**The problem:** Print the lines below unchanged, beginning with the first one and stopping after the line that contains "flow-icon[interactable]: ≈ (17, 104, 25, 119)", including both of those lines.

──────────

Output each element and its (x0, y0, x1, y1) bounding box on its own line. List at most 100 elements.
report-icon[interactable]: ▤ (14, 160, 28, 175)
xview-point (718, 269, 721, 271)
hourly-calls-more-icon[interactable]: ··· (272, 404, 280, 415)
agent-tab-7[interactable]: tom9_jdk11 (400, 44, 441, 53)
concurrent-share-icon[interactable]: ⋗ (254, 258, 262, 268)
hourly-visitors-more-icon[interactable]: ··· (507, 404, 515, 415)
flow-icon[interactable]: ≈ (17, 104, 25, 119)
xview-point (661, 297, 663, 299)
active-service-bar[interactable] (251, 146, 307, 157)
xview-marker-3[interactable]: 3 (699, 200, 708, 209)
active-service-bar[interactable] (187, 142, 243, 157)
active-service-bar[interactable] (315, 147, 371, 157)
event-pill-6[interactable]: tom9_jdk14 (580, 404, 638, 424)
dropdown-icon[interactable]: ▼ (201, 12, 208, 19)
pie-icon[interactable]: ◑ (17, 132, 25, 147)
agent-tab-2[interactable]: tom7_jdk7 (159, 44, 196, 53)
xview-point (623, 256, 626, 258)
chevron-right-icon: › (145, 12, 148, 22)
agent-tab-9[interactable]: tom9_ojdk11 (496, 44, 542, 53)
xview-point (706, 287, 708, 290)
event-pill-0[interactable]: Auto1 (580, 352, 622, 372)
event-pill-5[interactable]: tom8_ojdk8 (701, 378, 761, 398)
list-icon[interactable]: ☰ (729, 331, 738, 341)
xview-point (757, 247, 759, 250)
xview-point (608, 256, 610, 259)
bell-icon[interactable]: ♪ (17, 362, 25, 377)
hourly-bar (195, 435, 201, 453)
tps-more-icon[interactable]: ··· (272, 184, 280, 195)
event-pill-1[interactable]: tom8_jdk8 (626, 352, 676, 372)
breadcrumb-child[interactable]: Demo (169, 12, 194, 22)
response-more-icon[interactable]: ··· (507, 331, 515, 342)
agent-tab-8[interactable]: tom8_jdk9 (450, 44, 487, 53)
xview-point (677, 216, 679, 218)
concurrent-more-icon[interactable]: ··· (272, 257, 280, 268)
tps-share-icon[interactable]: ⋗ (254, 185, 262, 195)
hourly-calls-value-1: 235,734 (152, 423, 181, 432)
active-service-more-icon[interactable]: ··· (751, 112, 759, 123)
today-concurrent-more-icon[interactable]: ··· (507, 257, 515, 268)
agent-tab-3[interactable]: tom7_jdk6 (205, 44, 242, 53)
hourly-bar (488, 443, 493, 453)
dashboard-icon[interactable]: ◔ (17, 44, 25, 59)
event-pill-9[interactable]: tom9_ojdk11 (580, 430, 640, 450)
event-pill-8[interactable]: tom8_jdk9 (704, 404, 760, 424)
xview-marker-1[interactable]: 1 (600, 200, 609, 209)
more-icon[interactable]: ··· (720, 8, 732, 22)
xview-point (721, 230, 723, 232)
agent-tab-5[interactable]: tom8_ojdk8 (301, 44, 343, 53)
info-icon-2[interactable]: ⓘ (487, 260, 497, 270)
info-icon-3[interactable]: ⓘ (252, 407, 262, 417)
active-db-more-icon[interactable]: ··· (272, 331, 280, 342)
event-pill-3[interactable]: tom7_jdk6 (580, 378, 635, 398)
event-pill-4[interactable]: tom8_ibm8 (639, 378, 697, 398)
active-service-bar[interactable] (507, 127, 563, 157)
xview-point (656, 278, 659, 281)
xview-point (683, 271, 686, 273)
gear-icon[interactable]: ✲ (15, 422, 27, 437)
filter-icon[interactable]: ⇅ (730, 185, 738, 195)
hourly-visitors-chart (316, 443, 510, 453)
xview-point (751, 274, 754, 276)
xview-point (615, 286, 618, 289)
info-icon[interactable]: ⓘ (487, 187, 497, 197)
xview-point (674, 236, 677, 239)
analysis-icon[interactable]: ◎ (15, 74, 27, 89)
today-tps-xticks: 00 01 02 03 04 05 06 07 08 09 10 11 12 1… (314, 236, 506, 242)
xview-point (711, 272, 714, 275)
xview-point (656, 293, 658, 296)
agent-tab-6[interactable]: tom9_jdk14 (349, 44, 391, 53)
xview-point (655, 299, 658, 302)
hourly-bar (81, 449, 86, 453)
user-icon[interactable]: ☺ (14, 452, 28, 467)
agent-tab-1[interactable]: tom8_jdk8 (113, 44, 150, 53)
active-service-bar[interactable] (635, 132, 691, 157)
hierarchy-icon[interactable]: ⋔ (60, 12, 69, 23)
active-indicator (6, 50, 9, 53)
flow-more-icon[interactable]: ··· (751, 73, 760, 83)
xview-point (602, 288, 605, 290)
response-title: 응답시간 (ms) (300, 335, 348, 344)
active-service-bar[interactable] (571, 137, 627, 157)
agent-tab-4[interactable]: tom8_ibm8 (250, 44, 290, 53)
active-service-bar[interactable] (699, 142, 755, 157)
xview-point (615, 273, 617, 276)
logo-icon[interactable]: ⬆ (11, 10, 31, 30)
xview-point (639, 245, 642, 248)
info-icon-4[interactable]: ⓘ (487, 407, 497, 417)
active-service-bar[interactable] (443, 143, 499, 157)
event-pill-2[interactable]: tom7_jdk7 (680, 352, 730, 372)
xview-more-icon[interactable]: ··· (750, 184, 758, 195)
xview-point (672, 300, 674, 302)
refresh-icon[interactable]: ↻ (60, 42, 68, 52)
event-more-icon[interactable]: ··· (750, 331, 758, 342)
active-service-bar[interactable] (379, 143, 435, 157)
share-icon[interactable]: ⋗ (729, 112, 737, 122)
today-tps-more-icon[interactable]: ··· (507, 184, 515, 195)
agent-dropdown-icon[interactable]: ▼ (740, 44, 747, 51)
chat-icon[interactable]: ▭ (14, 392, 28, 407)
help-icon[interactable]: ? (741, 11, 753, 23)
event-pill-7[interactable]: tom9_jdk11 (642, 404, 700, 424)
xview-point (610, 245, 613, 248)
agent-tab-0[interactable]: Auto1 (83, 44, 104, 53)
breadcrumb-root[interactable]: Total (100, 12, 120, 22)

──────────

**Task output:**
Output each element and its (x0, y0, x1, y1) bounding box on its own line. List at most 100 elements.
report-icon[interactable]: ▤ (14, 160, 28, 175)
xview-point (718, 269, 721, 271)
hourly-calls-more-icon[interactable]: ··· (272, 404, 280, 415)
agent-tab-7[interactable]: tom9_jdk11 (400, 44, 441, 53)
concurrent-share-icon[interactable]: ⋗ (254, 258, 262, 268)
hourly-visitors-more-icon[interactable]: ··· (507, 404, 515, 415)
flow-icon[interactable]: ≈ (17, 104, 25, 119)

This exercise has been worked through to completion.